Przepisz materiał od początku aż do wiersza z "194, 466, 211]" włącznie, zamieniając "color-swatch" na "legend-swatch". Resztę tekstu tych wierszy pozostaw bez zmian.

# [WYKAZ REKORDÓW]
+++++
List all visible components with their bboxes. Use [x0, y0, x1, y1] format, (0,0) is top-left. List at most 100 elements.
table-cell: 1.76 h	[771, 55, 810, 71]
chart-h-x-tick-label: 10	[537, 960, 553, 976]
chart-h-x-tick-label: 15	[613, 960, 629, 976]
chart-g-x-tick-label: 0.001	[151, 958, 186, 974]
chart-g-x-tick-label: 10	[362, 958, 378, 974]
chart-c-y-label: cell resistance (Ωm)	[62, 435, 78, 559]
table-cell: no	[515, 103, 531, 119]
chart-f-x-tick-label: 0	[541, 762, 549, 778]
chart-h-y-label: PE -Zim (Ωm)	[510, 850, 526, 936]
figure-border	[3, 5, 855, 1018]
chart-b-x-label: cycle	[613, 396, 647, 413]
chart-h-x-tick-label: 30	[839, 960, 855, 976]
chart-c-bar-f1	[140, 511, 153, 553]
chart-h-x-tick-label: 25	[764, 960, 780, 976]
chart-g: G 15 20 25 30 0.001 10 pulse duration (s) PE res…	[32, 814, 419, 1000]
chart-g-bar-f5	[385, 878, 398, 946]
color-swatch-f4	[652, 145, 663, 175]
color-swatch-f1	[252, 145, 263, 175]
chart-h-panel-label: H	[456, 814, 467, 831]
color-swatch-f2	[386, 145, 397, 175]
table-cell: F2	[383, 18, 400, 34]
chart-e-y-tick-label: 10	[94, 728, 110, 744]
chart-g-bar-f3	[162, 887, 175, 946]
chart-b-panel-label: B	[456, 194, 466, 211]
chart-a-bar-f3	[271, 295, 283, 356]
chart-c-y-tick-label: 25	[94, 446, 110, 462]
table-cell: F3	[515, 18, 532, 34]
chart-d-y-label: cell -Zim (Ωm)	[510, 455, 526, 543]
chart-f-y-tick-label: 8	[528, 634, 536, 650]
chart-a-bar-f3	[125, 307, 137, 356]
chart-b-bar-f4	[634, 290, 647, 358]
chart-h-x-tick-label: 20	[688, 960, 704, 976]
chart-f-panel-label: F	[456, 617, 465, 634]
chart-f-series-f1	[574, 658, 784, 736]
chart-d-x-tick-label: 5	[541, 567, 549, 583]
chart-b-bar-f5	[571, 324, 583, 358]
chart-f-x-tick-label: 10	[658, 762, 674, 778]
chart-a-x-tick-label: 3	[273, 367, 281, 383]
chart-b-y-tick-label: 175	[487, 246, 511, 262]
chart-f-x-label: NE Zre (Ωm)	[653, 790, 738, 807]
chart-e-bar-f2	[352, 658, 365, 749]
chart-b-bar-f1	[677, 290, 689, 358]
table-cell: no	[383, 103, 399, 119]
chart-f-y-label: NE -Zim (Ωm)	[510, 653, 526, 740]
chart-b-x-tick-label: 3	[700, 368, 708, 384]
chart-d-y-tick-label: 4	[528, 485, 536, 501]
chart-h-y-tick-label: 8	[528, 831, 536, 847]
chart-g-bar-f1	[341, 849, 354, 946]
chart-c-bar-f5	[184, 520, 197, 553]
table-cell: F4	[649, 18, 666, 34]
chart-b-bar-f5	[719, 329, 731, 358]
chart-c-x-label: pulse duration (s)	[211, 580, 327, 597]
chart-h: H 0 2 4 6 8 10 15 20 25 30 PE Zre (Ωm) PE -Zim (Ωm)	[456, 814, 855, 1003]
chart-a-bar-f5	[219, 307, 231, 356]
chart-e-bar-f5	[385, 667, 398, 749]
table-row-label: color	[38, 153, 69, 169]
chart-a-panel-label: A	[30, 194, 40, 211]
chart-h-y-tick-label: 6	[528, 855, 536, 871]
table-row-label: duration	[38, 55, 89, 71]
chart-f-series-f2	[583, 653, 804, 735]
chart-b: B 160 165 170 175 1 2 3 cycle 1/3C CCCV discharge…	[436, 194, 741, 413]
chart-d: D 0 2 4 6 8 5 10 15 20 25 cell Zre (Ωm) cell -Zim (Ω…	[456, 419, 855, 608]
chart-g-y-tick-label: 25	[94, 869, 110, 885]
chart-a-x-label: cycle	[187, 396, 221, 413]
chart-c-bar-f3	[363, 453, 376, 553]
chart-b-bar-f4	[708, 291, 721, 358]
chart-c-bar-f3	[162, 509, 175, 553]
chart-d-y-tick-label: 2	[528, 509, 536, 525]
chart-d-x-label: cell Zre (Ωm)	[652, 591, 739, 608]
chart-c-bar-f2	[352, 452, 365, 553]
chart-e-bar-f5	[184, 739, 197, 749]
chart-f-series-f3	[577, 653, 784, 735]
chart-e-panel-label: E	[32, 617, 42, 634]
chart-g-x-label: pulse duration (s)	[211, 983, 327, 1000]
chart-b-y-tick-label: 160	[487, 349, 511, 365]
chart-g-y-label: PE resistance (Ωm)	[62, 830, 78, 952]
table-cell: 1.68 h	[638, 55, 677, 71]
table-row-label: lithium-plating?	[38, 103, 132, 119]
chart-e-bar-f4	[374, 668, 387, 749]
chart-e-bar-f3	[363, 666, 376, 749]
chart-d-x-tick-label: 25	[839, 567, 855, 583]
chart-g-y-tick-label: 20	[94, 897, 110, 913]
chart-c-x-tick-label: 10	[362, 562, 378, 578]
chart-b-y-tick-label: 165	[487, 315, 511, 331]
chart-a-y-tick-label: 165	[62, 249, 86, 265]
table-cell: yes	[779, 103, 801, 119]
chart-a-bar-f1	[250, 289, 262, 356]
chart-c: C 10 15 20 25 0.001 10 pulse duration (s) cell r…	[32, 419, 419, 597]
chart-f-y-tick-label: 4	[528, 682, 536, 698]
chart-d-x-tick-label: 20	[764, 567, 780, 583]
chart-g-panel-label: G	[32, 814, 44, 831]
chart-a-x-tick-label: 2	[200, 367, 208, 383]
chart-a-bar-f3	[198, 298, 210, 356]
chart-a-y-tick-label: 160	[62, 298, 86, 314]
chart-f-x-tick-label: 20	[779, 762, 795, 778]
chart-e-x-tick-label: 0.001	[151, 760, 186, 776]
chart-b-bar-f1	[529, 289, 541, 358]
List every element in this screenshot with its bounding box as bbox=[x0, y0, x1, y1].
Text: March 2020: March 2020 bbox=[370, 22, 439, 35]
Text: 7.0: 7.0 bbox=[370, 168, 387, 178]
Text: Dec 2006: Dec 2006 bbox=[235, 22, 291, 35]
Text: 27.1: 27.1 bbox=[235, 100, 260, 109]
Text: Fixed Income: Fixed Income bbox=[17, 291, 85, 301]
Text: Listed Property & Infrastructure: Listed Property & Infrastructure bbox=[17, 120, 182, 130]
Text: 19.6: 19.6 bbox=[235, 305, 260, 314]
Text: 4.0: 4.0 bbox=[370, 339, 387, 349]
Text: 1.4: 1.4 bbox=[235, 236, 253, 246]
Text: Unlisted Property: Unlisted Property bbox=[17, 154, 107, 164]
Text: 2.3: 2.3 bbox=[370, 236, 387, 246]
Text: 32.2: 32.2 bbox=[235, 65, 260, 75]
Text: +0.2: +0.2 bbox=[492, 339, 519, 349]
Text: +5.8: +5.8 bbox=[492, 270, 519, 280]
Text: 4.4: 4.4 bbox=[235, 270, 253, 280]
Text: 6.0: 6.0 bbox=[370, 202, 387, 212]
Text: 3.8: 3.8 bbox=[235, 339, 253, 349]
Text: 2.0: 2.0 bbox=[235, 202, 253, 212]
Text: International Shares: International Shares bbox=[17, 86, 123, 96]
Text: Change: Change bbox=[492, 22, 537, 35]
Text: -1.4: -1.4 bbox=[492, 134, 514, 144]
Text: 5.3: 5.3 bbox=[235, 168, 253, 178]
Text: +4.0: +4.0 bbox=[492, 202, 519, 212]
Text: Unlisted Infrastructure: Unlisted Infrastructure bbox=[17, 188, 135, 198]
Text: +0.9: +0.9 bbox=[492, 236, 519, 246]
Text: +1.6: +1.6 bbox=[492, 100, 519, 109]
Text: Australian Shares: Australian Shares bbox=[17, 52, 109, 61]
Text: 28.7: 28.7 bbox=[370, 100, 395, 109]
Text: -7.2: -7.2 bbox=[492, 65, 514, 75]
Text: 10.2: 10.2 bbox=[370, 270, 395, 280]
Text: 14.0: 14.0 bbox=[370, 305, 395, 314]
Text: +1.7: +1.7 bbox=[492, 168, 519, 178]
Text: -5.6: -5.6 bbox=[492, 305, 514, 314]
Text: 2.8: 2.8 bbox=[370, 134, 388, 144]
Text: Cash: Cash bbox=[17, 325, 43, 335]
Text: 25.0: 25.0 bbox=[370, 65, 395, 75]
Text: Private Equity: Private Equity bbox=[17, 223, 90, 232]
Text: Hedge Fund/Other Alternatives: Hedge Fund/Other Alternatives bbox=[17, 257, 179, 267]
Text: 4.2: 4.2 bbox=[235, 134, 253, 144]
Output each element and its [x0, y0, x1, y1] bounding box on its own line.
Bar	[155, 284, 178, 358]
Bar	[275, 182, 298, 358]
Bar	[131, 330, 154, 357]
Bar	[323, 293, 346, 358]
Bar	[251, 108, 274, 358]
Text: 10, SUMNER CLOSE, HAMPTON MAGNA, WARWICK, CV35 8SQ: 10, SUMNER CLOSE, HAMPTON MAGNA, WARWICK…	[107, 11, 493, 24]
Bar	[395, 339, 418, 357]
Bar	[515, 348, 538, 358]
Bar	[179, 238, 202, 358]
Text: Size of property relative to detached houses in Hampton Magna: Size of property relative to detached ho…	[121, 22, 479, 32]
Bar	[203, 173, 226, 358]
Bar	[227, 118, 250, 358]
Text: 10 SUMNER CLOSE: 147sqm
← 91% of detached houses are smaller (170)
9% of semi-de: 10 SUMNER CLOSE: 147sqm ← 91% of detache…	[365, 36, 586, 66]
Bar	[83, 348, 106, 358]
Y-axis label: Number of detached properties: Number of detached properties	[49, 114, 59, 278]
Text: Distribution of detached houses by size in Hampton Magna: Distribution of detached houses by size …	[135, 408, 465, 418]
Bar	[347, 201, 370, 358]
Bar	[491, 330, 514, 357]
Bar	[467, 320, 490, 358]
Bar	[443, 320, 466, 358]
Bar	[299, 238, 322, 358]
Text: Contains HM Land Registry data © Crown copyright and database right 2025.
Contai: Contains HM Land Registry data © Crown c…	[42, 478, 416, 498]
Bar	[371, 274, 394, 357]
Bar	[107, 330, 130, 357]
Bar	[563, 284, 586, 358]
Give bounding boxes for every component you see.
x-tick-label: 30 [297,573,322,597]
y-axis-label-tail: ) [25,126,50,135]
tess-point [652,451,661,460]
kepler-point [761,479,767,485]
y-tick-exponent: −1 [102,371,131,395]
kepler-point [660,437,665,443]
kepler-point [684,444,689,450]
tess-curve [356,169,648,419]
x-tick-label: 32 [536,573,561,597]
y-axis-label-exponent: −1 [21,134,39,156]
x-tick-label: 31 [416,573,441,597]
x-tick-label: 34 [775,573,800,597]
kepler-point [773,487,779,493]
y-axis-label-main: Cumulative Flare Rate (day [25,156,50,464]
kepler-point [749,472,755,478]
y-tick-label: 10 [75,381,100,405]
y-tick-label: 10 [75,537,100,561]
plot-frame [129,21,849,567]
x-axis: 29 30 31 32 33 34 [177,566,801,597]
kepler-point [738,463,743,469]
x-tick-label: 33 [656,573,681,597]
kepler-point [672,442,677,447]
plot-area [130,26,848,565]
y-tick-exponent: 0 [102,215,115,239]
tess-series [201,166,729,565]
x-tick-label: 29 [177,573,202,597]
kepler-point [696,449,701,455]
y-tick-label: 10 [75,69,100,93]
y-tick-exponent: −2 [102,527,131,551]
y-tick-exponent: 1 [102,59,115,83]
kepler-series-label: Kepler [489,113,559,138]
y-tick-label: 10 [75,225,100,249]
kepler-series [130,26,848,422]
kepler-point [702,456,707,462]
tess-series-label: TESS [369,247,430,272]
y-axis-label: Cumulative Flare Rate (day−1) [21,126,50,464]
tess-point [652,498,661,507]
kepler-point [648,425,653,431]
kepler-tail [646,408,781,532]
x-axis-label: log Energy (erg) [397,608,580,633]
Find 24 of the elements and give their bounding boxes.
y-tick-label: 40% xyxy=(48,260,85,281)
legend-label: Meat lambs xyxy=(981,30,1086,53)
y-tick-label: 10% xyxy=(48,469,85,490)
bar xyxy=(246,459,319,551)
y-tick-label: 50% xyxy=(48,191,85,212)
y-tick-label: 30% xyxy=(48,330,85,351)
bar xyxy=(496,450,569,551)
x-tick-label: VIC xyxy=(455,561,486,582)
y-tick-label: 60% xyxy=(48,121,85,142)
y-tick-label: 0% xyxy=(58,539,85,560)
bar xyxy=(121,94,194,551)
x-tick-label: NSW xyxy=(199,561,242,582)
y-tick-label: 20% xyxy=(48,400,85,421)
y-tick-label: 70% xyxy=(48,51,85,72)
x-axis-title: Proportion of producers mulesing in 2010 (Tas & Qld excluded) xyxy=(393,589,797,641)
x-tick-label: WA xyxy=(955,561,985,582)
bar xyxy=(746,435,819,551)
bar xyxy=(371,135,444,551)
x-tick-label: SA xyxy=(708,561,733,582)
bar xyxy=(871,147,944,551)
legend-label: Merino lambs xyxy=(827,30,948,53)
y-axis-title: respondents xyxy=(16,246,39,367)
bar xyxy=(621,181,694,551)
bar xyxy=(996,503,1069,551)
+++++
# [PEŁNE ROZWIĄZANIE]
List all visible components with their bboxes. Use [x0, y0, x1, y1] format, (0,0) is top-left. List at most 100 elements.
table-cell: 1.76 h	[771, 55, 810, 71]
chart-h-x-tick-label: 10	[537, 960, 553, 976]
chart-h-x-tick-label: 15	[613, 960, 629, 976]
chart-g-x-tick-label: 0.001	[151, 958, 186, 974]
chart-g-x-tick-label: 10	[362, 958, 378, 974]
chart-c-y-label: cell resistance (Ωm)	[62, 435, 78, 559]
table-cell: no	[515, 103, 531, 119]
chart-f-x-tick-label: 0	[541, 762, 549, 778]
chart-h-y-label: PE -Zim (Ωm)	[510, 850, 526, 936]
figure-border	[3, 5, 855, 1018]
chart-b-x-label: cycle	[613, 396, 647, 413]
chart-h-x-tick-label: 30	[839, 960, 855, 976]
chart-c-bar-f1	[140, 511, 153, 553]
chart-h-x-tick-label: 25	[764, 960, 780, 976]
chart-g: G 15 20 25 30 0.001 10 pulse duration (s) PE res…	[32, 814, 419, 1000]
chart-g-bar-f5	[385, 878, 398, 946]
legend-swatch-f4	[652, 145, 663, 175]
legend-swatch-f1	[252, 145, 263, 175]
chart-h-panel-label: H	[456, 814, 467, 831]
legend-swatch-f2	[386, 145, 397, 175]
table-cell: F2	[383, 18, 400, 34]
chart-e-y-tick-label: 10	[94, 728, 110, 744]
chart-g-bar-f3	[162, 887, 175, 946]
chart-b-panel-label: B	[456, 194, 466, 211]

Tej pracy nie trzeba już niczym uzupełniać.